The request |
What is the number of lines containing the word "Setup"? Give that number alone.

--- --- ---

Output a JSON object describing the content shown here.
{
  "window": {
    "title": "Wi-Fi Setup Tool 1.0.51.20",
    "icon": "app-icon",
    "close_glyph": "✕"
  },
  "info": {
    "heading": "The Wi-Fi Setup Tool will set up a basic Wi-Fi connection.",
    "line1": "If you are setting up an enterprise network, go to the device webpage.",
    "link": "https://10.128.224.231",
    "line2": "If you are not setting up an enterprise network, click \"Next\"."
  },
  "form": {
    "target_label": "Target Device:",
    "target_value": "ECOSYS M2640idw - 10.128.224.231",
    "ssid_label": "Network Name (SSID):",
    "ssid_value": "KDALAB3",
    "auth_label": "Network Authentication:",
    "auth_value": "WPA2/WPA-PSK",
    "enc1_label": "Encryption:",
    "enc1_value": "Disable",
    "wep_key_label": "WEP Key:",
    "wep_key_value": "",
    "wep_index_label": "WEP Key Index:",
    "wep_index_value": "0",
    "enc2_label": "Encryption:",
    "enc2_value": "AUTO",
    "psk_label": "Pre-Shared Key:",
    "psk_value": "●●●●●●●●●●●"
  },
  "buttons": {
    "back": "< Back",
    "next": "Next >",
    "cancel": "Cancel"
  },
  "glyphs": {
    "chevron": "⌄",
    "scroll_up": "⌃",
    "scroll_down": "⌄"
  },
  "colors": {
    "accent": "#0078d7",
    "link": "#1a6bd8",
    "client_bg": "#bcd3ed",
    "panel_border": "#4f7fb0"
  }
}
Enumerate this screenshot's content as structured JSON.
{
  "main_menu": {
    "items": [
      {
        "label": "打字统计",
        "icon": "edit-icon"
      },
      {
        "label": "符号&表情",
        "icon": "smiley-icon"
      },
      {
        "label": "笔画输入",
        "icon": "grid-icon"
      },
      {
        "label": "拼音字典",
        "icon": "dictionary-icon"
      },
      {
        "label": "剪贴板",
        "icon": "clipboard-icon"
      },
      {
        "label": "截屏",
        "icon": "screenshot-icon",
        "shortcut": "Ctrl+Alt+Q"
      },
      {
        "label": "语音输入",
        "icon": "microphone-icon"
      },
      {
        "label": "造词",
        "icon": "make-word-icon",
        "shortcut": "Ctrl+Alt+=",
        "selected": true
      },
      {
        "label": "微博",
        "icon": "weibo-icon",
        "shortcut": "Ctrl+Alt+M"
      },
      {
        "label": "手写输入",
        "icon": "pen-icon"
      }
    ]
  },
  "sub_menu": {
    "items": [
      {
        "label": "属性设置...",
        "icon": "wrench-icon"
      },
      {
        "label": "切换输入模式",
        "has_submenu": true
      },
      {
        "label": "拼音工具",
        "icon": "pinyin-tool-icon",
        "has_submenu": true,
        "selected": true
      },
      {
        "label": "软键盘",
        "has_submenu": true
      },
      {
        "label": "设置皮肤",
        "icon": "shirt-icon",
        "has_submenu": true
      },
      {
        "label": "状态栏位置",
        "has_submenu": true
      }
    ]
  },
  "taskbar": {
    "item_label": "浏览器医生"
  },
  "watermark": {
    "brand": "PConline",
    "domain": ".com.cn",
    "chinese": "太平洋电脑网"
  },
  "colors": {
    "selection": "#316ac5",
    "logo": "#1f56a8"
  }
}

--- --- ---

Exercise result |
2